-- START OF RECORD EXCERPTS --

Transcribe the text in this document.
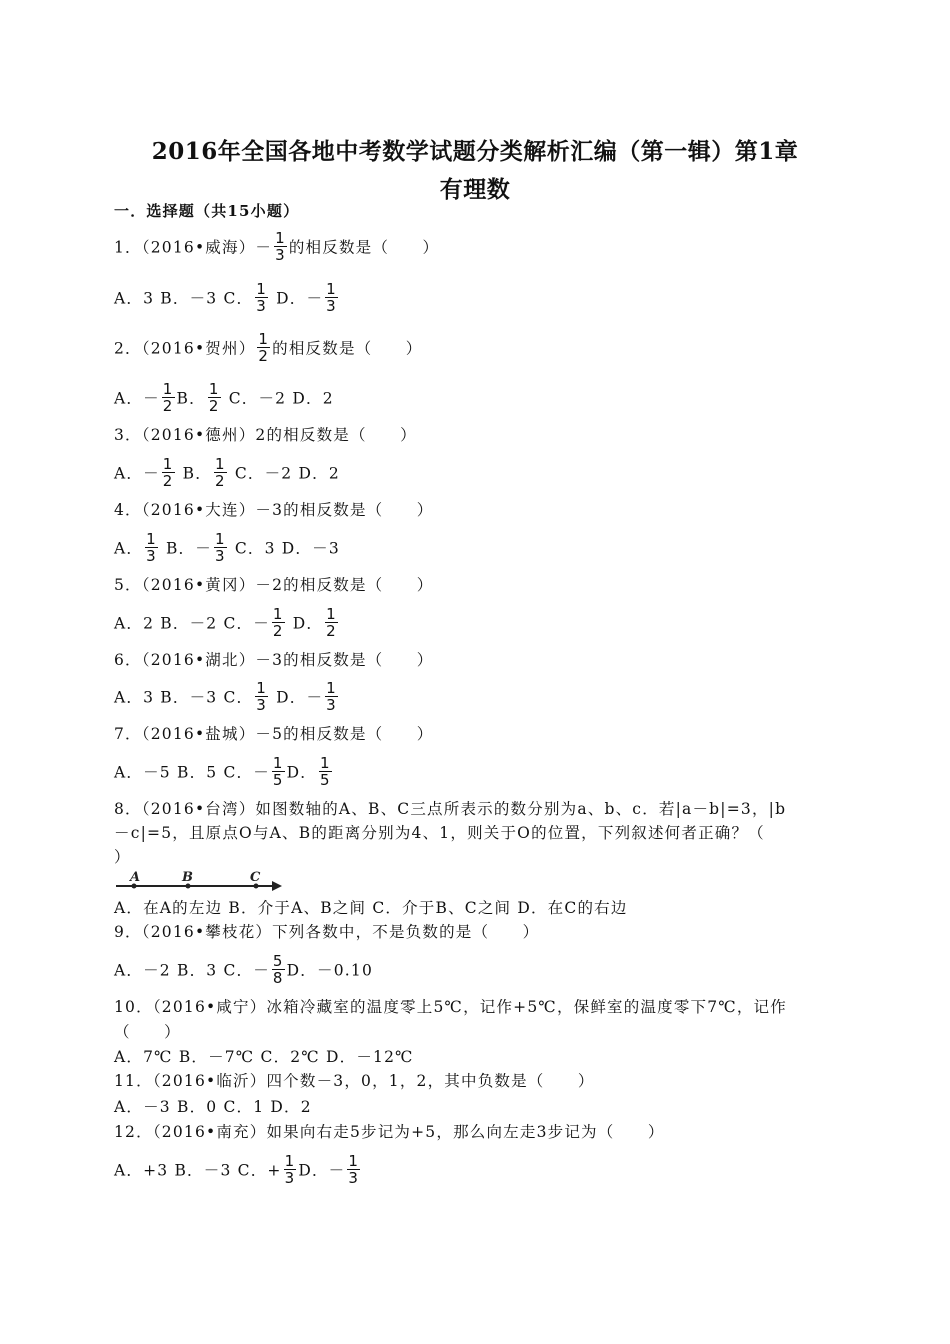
2016年全国各地中考数学试题分类解析汇编（第一辑）第1章
有理数
一．选择题（共15小题）
1．（2016•威海）－ $\frac{1}{3}$ 的相反数是（　　）
A．3 B．－3 C． $\frac{1}{3}$ D．－ $\frac{1}{3}$
2．（2016•贺州） $\frac{1}{2}$ 的相反数是（　　）
A．－ $\frac{1}{2}$ B． $\frac{1}{2}$ C．－2 D．2
3．（2016•德州）2的相反数是（　　）
A．－ $\frac{1}{2}$ B． $\frac{1}{2}$ C．－2 D．2
4．（2016•大连）－3的相反数是（　　）
A． $\frac{1}{3}$ B．－ $\frac{1}{3}$ C．3 D．－3
5．（2016•黄冈）－2的相反数是（　　）
A．2 B．－2 C．－ $\frac{1}{2}$ D． $\frac{1}{2}$
6．（2016•湖北）－3的相反数是（　　）
A．3 B．－3 C． $\frac{1}{3}$ D．－ $\frac{1}{3}$
7．（2016•盐城）－5的相反数是（　　）
A．－5 B．5 C．－ $\frac{1}{5}$ D． $\frac{1}{5}$
8．（2016•台湾）如图数轴的A、B、C三点所表示的数分别为a、b、c．若|a－b|=3，|b
－c|=5，且原点O与A、B的距离分别为4、1，则关于O的位置，下列叙述何者正确？（
）
A	B	C
A．在A的左边 B．介于A、B之间 C．介于B、C之间 D．在C的右边
9．（2016•攀枝花）下列各数中，不是负数的是（　　）
A．－2 B．3 C．－ $\frac{5}{8}$ D．－0.10
10．（2016•咸宁）冰箱冷藏室的温度零上5℃，记作+5℃，保鲜室的温度零下7℃，记作
（　　）
A．7℃ B．－7℃ C．2℃ D．－12℃
11．（2016•临沂）四个数－3，0，1，2，其中负数是（　　）
A．－3 B．0 C．1 D．2
12．（2016•南充）如果向右走5步记为+5，那么向左走3步记为（　　）
A．+3 B．－3 C．+ $\frac{1}{3}$ D．－ $\frac{1}{3}$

-- END OF RECORD EXCERPTS --

Repeat the lines above exactly, and keep every picture out.

== REPLY ==
Transcribe the text in this document.
2016年全国各地中考数学试题分类解析汇编（第一辑）第1章
有理数
一．选择题（共15小题）
1．（2016•威海）－ $\frac{1}{3}$ 的相反数是（　　）
A．3 B．－3 C． $\frac{1}{3}$ D．－ $\frac{1}{3}$
2．（2016•贺州） $\frac{1}{2}$ 的相反数是（　　）
A．－ $\frac{1}{2}$ B． $\frac{1}{2}$ C．－2 D．2
3．（2016•德州）2的相反数是（　　）
A．－ $\frac{1}{2}$ B． $\frac{1}{2}$ C．－2 D．2
4．（2016•大连）－3的相反数是（　　）
A． $\frac{1}{3}$ B．－ $\frac{1}{3}$ C．3 D．－3
5．（2016•黄冈）－2的相反数是（　　）
A．2 B．－2 C．－ $\frac{1}{2}$ D． $\frac{1}{2}$
6．（2016•湖北）－3的相反数是（　　）
A．3 B．－3 C． $\frac{1}{3}$ D．－ $\frac{1}{3}$
7．（2016•盐城）－5的相反数是（　　）
A．－5 B．5 C．－ $\frac{1}{5}$ D． $\frac{1}{5}$
8．（2016•台湾）如图数轴的A、B、C三点所表示的数分别为a、b、c．若|a－b|=3，|b
－c|=5，且原点O与A、B的距离分别为4、1，则关于O的位置，下列叙述何者正确？（
）
A	B	C
A．在A的左边 B．介于A、B之间 C．介于B、C之间 D．在C的右边
9．（2016•攀枝花）下列各数中，不是负数的是（　　）
A．－2 B．3 C．－ $\frac{5}{8}$ D．－0.10
10．（2016•咸宁）冰箱冷藏室的温度零上5℃，记作+5℃，保鲜室的温度零下7℃，记作
（　　）
A．7℃ B．－7℃ C．2℃ D．－12℃
11．（2016•临沂）四个数－3，0，1，2，其中负数是（　　）
A．－3 B．0 C．1 D．2
12．（2016•南充）如果向右走5步记为+5，那么向左走3步记为（　　）
A．+3 B．－3 C．+ $\frac{1}{3}$ D．－ $\frac{1}{3}$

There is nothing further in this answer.